• [TO BE DONE]
Each line that follows is to be retyped exactly.

• [EXTRACTED RECORDS]
— begin —
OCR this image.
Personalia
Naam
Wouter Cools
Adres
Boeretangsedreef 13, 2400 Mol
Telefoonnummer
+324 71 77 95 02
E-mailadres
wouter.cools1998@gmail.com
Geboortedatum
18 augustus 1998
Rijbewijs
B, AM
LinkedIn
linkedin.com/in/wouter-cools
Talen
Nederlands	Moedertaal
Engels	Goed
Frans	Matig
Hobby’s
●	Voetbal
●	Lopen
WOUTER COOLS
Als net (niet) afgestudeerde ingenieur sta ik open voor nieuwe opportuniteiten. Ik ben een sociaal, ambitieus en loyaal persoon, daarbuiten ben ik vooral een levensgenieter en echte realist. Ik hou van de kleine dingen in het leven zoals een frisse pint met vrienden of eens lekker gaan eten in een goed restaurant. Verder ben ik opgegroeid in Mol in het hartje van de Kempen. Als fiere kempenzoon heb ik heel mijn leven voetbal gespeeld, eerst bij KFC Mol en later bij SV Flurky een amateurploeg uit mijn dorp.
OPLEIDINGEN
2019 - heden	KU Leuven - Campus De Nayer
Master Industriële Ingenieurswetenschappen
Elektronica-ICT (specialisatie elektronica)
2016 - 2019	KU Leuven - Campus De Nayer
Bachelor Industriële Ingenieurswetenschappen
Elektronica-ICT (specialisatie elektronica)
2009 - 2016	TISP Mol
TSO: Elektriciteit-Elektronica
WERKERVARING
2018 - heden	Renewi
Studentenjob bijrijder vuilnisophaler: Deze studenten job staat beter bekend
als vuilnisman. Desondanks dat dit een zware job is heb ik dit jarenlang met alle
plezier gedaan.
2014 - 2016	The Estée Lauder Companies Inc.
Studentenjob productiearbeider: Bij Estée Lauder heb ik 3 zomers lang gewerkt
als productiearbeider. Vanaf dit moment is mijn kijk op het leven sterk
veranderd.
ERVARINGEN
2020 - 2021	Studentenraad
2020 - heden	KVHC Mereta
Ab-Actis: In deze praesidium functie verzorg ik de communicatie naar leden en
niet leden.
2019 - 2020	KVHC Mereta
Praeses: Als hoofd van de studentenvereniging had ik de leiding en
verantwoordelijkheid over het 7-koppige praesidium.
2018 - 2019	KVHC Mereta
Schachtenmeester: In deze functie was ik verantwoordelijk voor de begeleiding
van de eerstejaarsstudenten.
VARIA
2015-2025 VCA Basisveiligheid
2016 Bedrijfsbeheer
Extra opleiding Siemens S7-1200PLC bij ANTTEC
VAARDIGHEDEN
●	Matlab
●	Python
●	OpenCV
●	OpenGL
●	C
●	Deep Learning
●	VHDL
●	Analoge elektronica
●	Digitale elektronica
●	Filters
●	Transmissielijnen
— end —
• [ANSWER TO THIS PROBLEM]
OCR this image.
Personalia
Naam
Wouter Cools
Adres
Boeretangsedreef 13, 2400 Mol
Telefoonnummer
+324 71 77 95 02
E-mailadres
wouter.cools1998@gmail.com
Geboortedatum
18 augustus 1998
Rijbewijs
B, AM
LinkedIn
linkedin.com/in/wouter-cools
Talen
Nederlands	Moedertaal
Engels	Goed
Frans	Matig
Hobby’s
●	Voetbal
●	Lopen
WOUTER COOLS
Als net (niet) afgestudeerde ingenieur sta ik open voor nieuwe opportuniteiten. Ik ben een sociaal, ambitieus en loyaal persoon, daarbuiten ben ik vooral een levensgenieter en echte realist. Ik hou van de kleine dingen in het leven zoals een frisse pint met vrienden of eens lekker gaan eten in een goed restaurant. Verder ben ik opgegroeid in Mol in het hartje van de Kempen. Als fiere kempenzoon heb ik heel mijn leven voetbal gespeeld, eerst bij KFC Mol en later bij SV Flurky een amateurploeg uit mijn dorp.
OPLEIDINGEN
2019 - heden	KU Leuven - Campus De Nayer
Master Industriële Ingenieurswetenschappen
Elektronica-ICT (specialisatie elektronica)
2016 - 2019	KU Leuven - Campus De Nayer
Bachelor Industriële Ingenieurswetenschappen
Elektronica-ICT (specialisatie elektronica)
2009 - 2016	TISP Mol
TSO: Elektriciteit-Elektronica
WERKERVARING
2018 - heden	Renewi
Studentenjob bijrijder vuilnisophaler: Deze studenten job staat beter bekend
als vuilnisman. Desondanks dat dit een zware job is heb ik dit jarenlang met alle
plezier gedaan.
2014 - 2016	The Estée Lauder Companies Inc.
Studentenjob productiearbeider: Bij Estée Lauder heb ik 3 zomers lang gewerkt
als productiearbeider. Vanaf dit moment is mijn kijk op het leven sterk
veranderd.
ERVARINGEN
2020 - 2021	Studentenraad
2020 - heden	KVHC Mereta
Ab-Actis: In deze praesidium functie verzorg ik de communicatie naar leden en
niet leden.
2019 - 2020	KVHC Mereta
Praeses: Als hoofd van de studentenvereniging had ik de leiding en
verantwoordelijkheid over het 7-koppige praesidium.
2018 - 2019	KVHC Mereta
Schachtenmeester: In deze functie was ik verantwoordelijk voor de begeleiding
van de eerstejaarsstudenten.
VARIA
2015-2025 VCA Basisveiligheid
2016 Bedrijfsbeheer
Extra opleiding Siemens S7-1200PLC bij ANTTEC
VAARDIGHEDEN
●	Matlab
●	Python
●	OpenCV
●	OpenGL
●	C
●	Deep Learning
●	VHDL
●	Analoge elektronica
●	Digitale elektronica
●	Filters
●	Transmissielijnen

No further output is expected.